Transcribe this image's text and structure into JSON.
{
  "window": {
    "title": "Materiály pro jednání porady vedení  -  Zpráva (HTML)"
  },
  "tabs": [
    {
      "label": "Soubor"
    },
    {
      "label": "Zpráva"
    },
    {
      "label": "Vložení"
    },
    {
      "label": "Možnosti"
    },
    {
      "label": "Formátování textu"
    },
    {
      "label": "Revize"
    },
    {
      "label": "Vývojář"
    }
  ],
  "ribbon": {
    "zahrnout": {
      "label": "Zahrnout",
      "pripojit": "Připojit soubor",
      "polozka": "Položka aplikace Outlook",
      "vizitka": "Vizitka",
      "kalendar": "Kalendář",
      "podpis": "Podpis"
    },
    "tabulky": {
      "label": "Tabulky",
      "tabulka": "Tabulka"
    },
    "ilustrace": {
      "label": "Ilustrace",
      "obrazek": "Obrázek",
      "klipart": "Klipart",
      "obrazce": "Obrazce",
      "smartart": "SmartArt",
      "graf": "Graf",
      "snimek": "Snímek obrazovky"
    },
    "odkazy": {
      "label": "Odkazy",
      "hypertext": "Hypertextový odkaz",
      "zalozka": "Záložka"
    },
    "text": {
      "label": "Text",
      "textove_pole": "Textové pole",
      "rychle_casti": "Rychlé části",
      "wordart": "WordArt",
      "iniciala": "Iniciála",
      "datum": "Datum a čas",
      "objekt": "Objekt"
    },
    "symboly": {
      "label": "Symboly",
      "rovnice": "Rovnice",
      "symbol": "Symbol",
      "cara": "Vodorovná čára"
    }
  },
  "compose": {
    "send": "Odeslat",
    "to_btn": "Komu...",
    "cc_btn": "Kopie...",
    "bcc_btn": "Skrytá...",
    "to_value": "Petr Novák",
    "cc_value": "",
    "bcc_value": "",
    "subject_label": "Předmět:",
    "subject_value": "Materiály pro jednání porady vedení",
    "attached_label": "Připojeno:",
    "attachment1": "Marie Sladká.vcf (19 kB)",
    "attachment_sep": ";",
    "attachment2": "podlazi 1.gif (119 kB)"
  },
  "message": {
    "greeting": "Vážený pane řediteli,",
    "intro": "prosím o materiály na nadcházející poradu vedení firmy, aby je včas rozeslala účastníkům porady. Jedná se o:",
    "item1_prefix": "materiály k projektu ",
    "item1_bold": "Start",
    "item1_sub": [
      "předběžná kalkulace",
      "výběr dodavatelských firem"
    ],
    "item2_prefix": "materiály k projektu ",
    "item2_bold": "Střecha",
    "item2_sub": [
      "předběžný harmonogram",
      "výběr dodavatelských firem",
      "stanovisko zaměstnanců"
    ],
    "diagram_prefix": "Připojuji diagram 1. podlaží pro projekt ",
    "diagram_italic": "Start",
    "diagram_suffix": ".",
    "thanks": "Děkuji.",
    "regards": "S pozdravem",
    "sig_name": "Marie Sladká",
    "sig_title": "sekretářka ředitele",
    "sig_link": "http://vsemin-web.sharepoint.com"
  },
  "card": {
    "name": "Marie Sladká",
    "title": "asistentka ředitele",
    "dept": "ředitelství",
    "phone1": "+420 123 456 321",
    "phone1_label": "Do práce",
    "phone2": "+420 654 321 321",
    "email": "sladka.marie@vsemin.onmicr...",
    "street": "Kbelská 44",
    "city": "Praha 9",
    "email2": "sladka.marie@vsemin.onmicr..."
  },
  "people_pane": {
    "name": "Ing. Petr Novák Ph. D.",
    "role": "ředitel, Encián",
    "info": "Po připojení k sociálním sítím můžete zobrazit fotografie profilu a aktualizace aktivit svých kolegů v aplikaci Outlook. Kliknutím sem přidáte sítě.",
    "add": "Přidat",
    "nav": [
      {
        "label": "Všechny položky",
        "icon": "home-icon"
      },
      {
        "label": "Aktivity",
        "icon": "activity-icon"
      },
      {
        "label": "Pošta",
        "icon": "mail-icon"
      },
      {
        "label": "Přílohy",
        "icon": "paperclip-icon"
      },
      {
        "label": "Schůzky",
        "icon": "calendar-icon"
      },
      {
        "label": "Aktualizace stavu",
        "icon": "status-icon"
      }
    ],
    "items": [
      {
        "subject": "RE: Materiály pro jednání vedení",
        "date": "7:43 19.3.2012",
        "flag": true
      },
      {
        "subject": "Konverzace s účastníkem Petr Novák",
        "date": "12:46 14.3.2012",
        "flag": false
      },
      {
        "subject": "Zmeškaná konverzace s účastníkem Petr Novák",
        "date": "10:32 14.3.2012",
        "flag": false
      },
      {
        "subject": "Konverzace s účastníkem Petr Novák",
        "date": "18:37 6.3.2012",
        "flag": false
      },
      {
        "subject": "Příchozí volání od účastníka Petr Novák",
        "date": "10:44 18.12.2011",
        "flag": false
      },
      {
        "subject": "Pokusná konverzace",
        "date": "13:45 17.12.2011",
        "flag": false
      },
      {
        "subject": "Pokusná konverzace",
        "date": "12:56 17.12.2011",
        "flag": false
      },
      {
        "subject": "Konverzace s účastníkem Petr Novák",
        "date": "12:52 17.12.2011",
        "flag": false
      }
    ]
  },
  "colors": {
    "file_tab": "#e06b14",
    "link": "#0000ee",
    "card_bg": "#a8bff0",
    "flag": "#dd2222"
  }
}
***
→ Task details: Scan the material above. Return every line containing the string "date".

→ Result:
        "date": "7:43 19.3.2012",
        "date": "12:46 14.3.2012",
        "date": "10:32 14.3.2012",
        "date": "18:37 6.3.2012",
        "date": "10:44 18.12.2011",
        "date": "13:45 17.12.2011",
        "date": "12:56 17.12.2011",
        "date": "12:52 17.12.2011",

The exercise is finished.